- **Task brief**: Gather every line of the entries that includes the word "write".

- **Provided entries**:
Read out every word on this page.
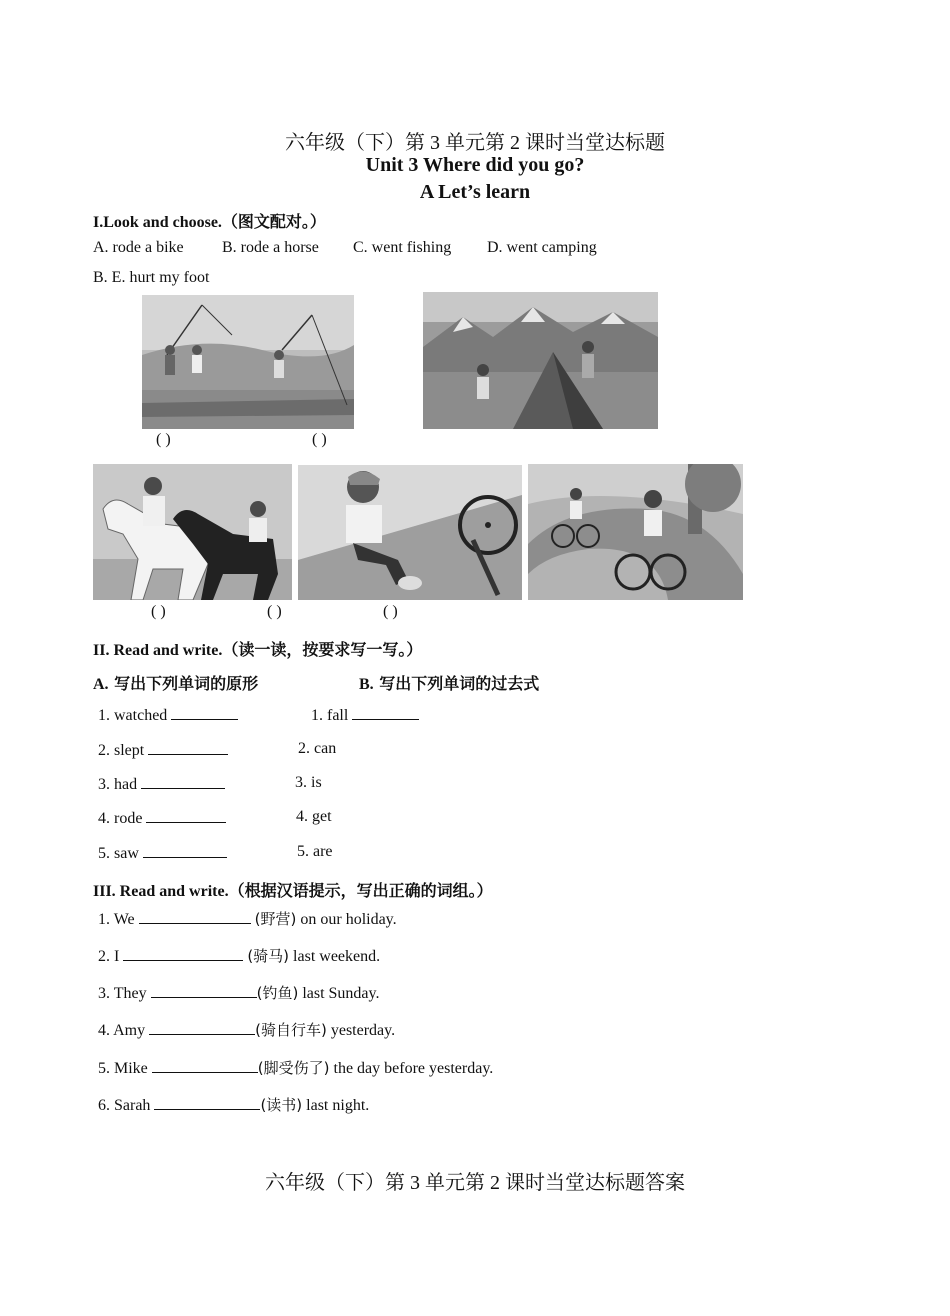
六年级（下）第 3 单元第 2 课时当堂达标题
Unit 3 Where did you go?
A Let’s learn
I.Look and choose.（图文配对。）
A. rode a bike B. rode a horse C. went fishing D. went camping
B. E. hurt my foot
( )	( )
( )	( )	( )
II. Read and write.（读一读，按要求写一写。）
A. 写出下列单词的原形	B. 写出下列单词的过去式
1. watched
2. slept
3. had
4. rode
5. saw
1. fall
2. can
3. is
4. get
5. are
III. Read and write.（根据汉语提示，写出正确的词组。）
1. We	(野营) on our holiday.
2. I	(骑马) last weekend.
3. They	(钓鱼) last Sunday.
4. Amy	(骑自行车) yesterday.
5. Mike	(脚受伤了) the day before yesterday.
6. Sarah	(读书) last night.
六年级（下）第 3 单元第 2 课时当堂达标题答案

- **Finished exercise**:
II. Read and write.（读一读，按要求写一写。）
III. Read and write.（根据汉语提示，写出正确的词组。）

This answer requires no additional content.